:: INPUT ::

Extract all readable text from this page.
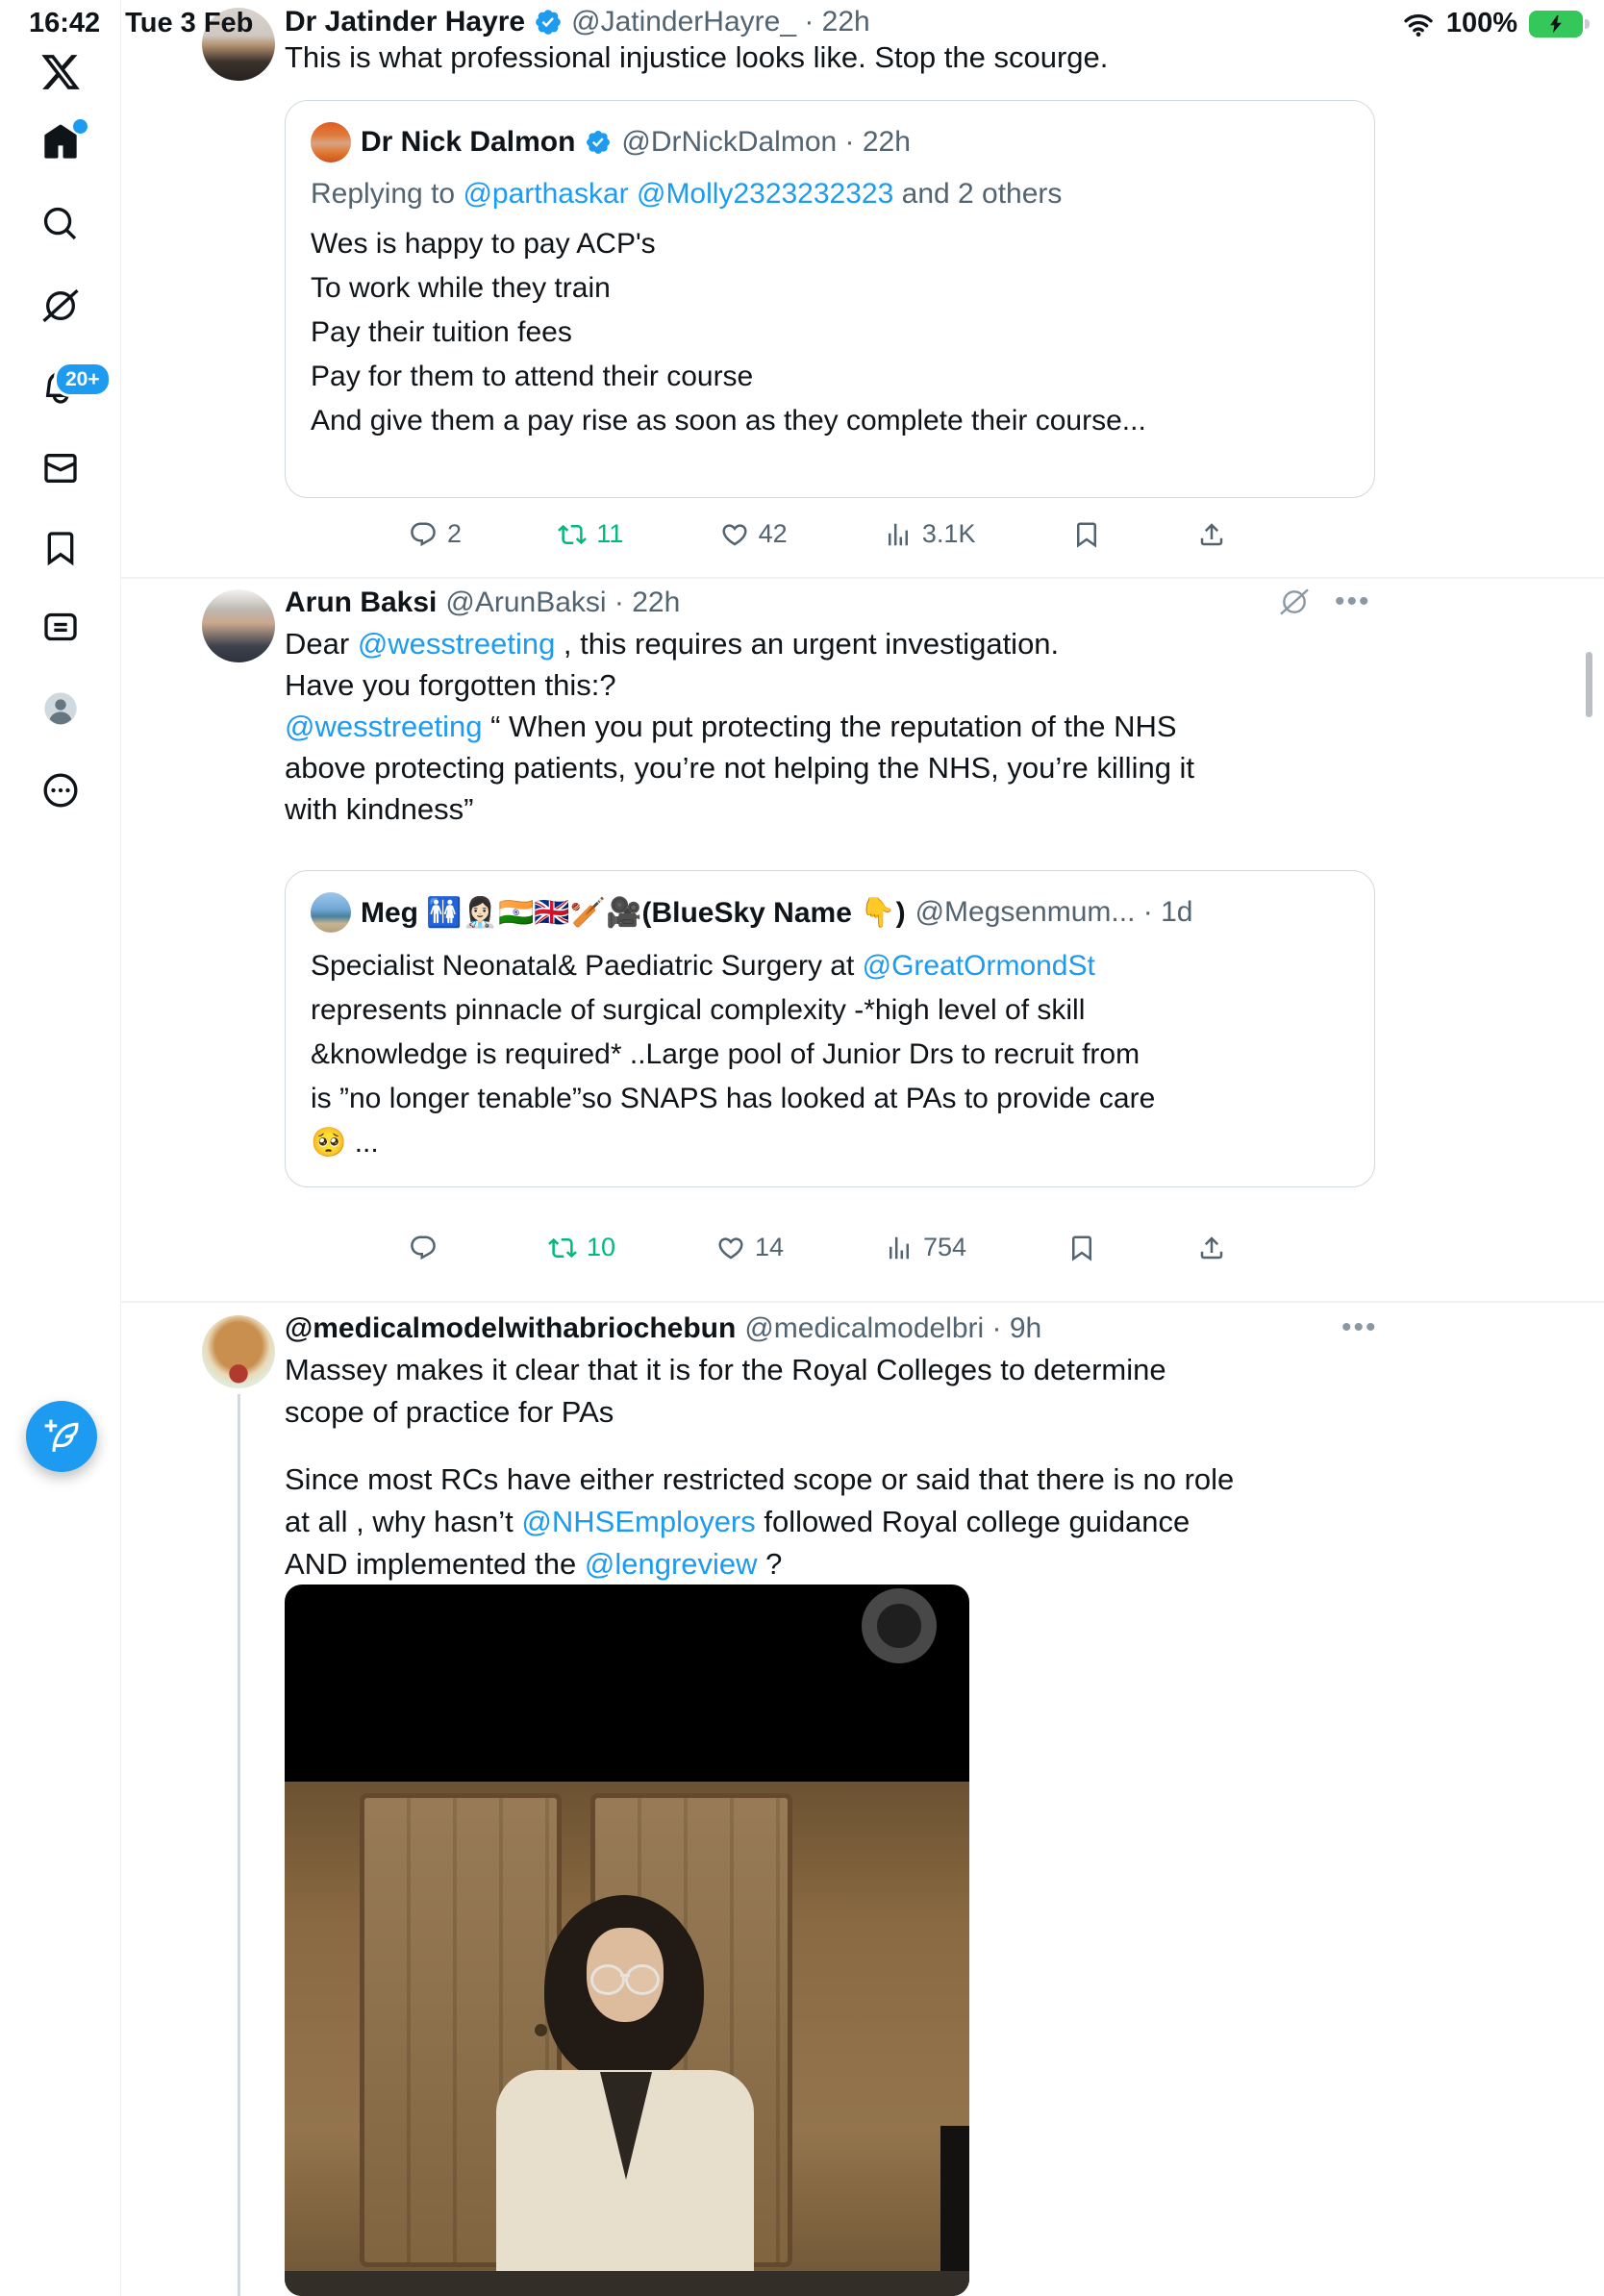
16:42 Tue 3 Feb	100%
20+
Dr Jatinder Hayre @JatinderHayre_ · 22h
This is what professional injustice looks like. Stop the scourge.
Dr Nick Dalmon @DrNickDalmon · 22h
Replying to @parthaskar @Molly2323232323 and 2 others
Wes is happy to pay ACP's
To work while they train
Pay their tuition fees
Pay for them to attend their course
And give them a pay rise as soon as they complete their course...
2	11	42	3.1K
Arun Baksi @ArunBaksi · 22h	•••
Dear @wesstreeting , this requires an urgent investigation.
Have you forgotten this:?
@wesstreeting “ When you put protecting the reputation of the NHS
above protecting patients, you’re not helping the NHS, you’re killing it
with kindness”
Meg 🚻👩🏻‍⚕️🇮🇳🇬🇧🏏🎥(BlueSky Name 👇) @Megsenmum... · 1d
Specialist Neonatal& Paediatric Surgery at @GreatOrmondSt
represents pinnacle of surgical complexity -*high level of skill
&knowledge is required* ..Large pool of Junior Drs to recruit from
is ”no longer tenable”so SNAPS has looked at PAs to provide care
🥺 ...
10	14	754
@medicalmodelwithabriochebun @medicalmodelbri · 9h	•••
Massey makes it clear that it is for the Royal Colleges to determine
scope of practice for PAs
Since most RCs have either restricted scope or said that there is no role
at all , why hasn’t @NHSEmployers followed Royal college guidance
AND implemented the @lengreview ?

:: REQUIRED ACTION ::
In the entries above, which lines hold the string "that"? Report all of them.

:: SOLUTION TO THE EXERCISE ::
Massey makes it clear that it is for the Royal Colleges to determine
Since most RCs have either restricted scope or said that there is no role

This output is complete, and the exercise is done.